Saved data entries
======

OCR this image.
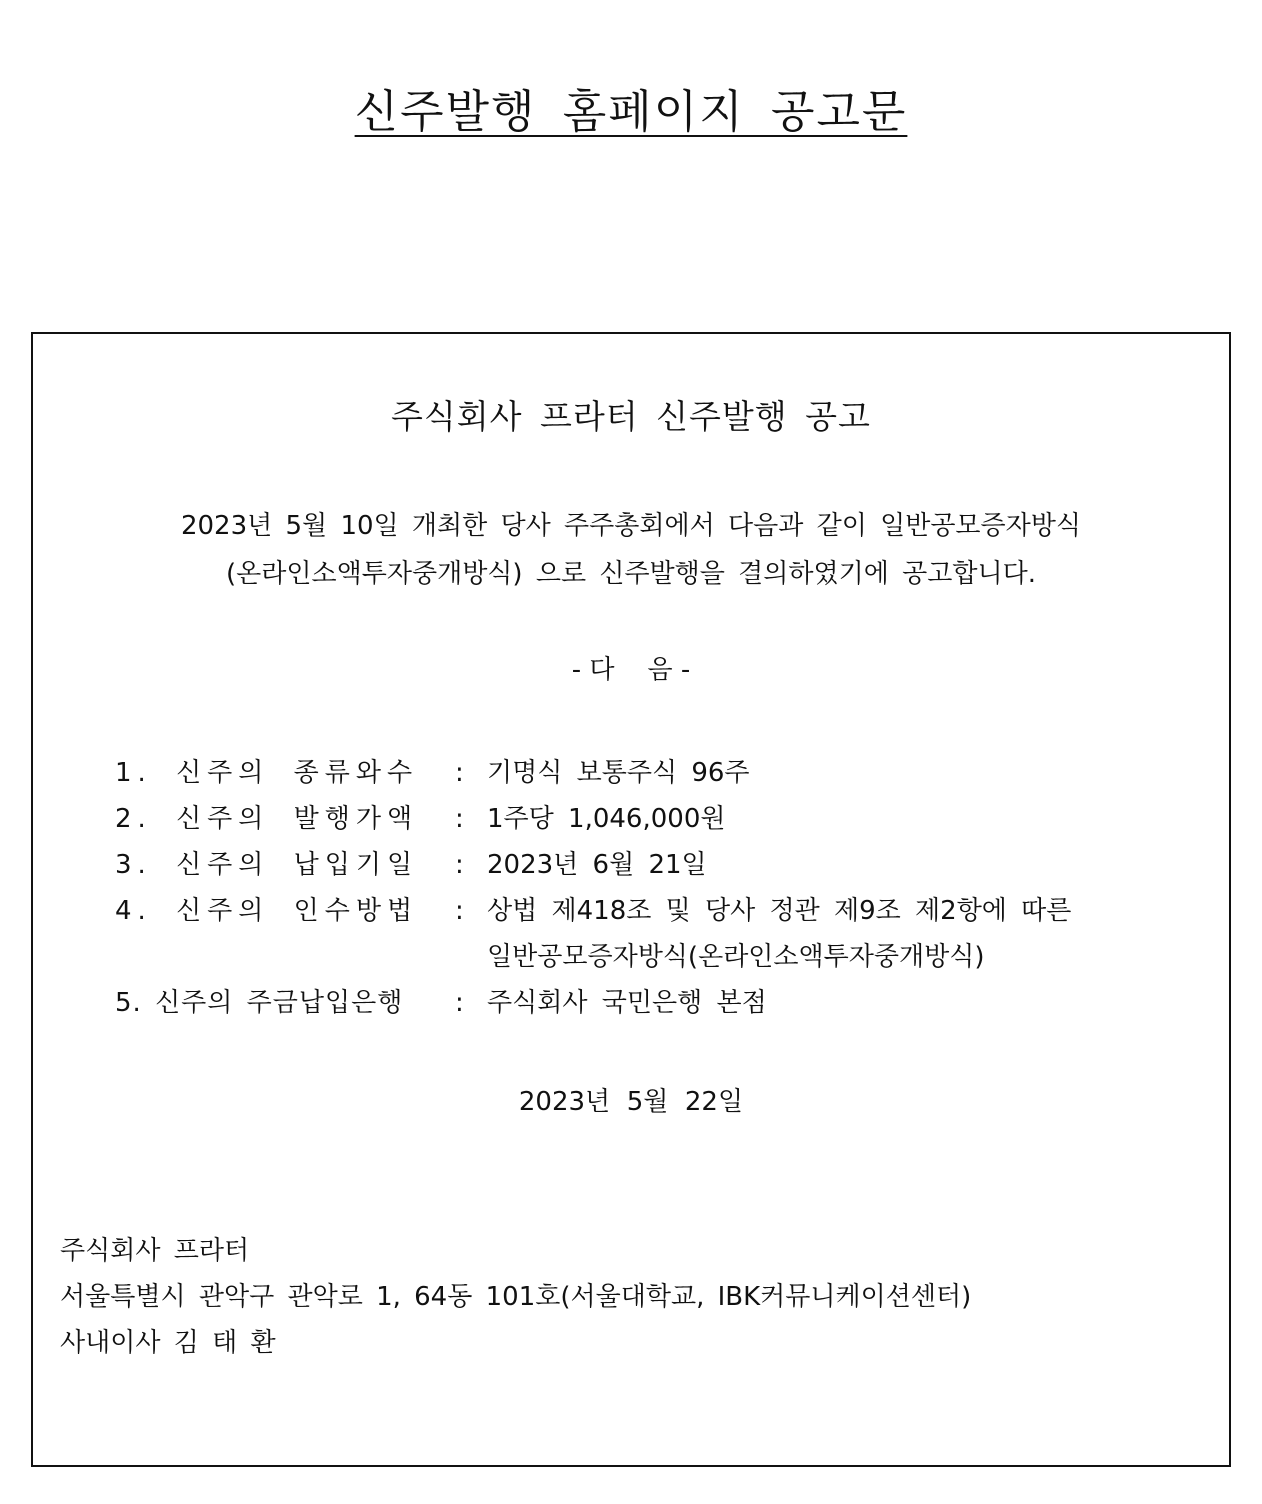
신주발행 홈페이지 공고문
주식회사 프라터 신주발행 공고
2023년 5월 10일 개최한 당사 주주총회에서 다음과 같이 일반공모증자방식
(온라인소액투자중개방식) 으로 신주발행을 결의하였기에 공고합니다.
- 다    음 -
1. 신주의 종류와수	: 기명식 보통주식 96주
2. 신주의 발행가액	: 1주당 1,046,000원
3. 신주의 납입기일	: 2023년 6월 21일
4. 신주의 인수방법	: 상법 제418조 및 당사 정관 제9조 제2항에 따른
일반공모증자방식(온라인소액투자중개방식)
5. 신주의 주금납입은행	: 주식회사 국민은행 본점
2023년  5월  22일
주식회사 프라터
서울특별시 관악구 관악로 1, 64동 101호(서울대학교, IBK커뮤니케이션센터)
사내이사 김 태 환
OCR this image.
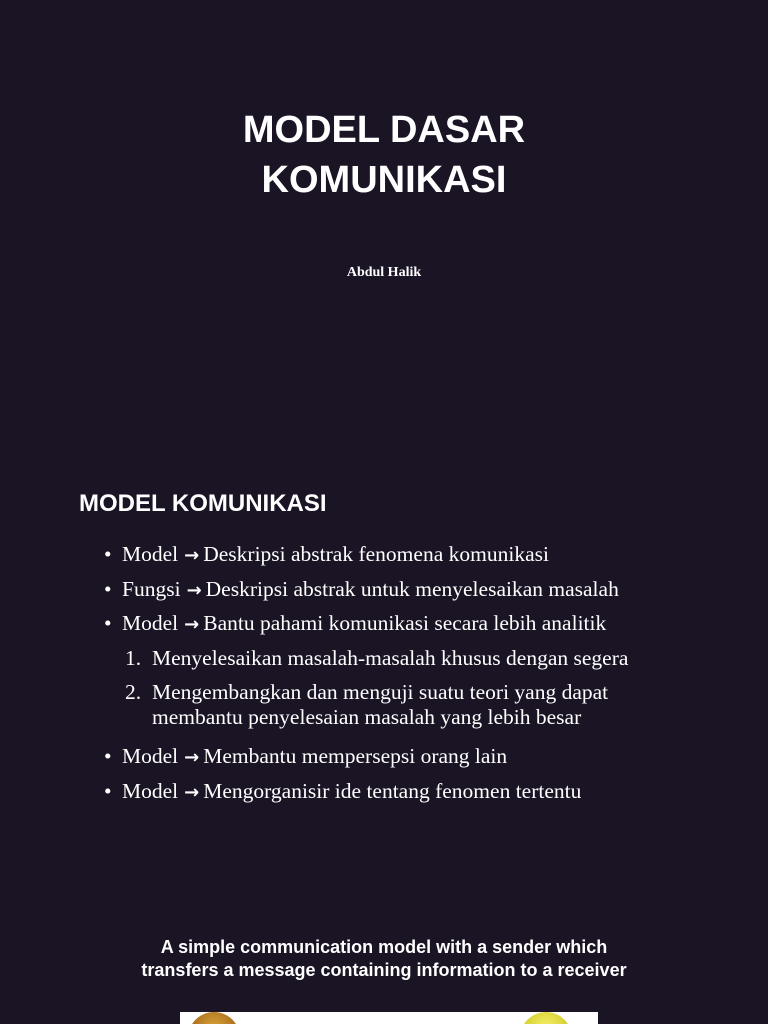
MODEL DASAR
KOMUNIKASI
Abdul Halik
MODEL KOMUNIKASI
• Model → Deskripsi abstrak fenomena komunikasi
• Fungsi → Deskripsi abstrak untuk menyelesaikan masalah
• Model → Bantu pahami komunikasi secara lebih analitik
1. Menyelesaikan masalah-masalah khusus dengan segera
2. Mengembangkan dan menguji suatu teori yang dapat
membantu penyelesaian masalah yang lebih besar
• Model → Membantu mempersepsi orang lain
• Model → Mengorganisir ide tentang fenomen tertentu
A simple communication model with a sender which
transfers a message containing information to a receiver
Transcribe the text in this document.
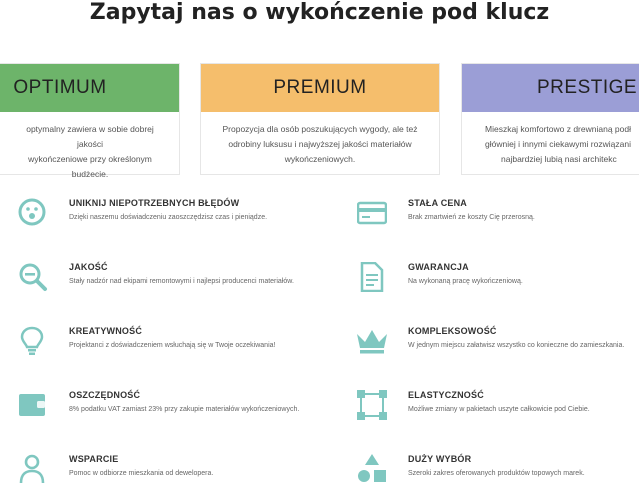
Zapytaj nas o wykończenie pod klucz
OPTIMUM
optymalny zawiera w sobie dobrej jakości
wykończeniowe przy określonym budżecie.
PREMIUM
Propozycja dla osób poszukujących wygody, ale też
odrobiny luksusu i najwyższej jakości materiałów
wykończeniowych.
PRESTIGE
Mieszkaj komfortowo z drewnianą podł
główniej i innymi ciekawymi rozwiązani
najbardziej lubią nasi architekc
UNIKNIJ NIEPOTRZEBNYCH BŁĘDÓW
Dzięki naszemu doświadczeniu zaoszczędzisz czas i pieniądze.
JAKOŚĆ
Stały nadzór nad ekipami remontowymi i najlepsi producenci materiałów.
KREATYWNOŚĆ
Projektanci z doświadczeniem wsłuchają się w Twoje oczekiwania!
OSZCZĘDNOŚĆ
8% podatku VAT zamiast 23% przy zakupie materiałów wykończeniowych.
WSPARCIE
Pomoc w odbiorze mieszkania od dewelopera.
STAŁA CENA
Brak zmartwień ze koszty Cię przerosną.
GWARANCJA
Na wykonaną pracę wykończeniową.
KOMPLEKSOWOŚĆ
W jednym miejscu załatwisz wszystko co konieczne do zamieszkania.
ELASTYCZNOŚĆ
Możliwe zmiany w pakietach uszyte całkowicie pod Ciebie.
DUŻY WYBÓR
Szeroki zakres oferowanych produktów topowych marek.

======

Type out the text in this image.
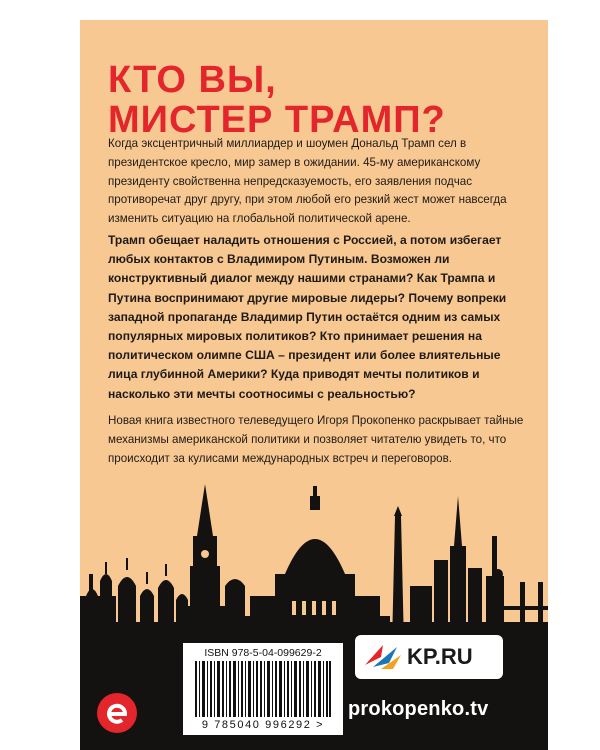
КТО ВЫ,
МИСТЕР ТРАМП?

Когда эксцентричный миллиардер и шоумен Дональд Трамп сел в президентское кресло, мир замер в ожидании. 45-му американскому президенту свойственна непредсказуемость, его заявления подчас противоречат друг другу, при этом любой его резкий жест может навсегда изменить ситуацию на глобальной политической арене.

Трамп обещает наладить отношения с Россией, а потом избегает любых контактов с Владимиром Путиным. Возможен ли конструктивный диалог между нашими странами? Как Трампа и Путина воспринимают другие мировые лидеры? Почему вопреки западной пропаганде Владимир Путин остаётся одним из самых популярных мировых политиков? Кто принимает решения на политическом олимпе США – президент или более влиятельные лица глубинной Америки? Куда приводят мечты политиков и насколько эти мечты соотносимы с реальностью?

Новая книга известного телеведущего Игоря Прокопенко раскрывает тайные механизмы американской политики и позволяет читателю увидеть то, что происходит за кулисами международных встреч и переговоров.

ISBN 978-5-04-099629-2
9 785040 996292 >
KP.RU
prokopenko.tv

======

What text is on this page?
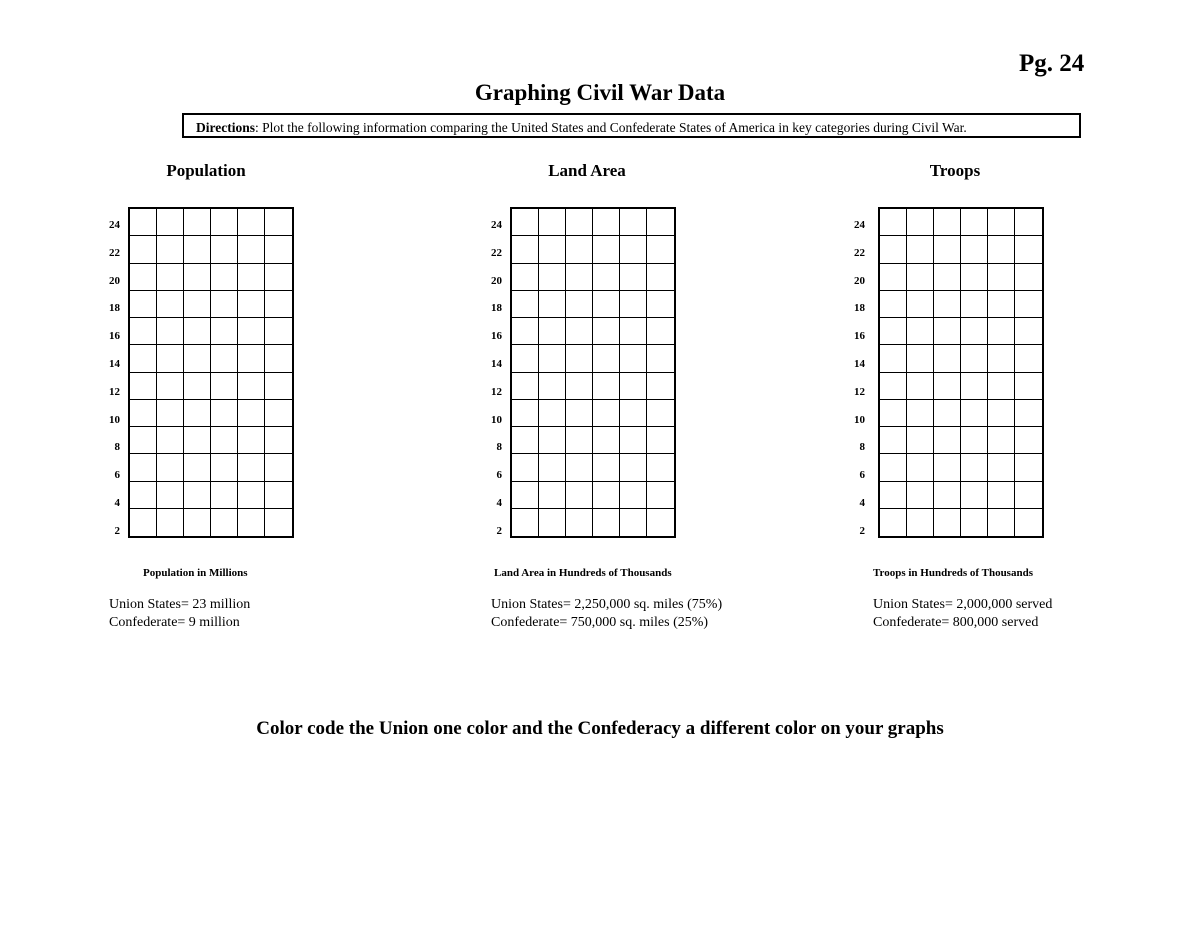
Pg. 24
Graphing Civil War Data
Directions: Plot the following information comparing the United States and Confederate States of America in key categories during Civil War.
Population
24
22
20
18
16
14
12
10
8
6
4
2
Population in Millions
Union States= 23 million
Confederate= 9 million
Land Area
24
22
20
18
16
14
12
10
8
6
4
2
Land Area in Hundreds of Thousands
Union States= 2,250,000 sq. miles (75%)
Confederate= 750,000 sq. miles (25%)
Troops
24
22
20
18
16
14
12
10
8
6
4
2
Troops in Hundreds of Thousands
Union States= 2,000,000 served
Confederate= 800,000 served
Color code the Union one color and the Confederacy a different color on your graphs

======

Looking at the listing above, count the lines that contain "przy" and give nothing but the number.

#### Reply to the exercise:
2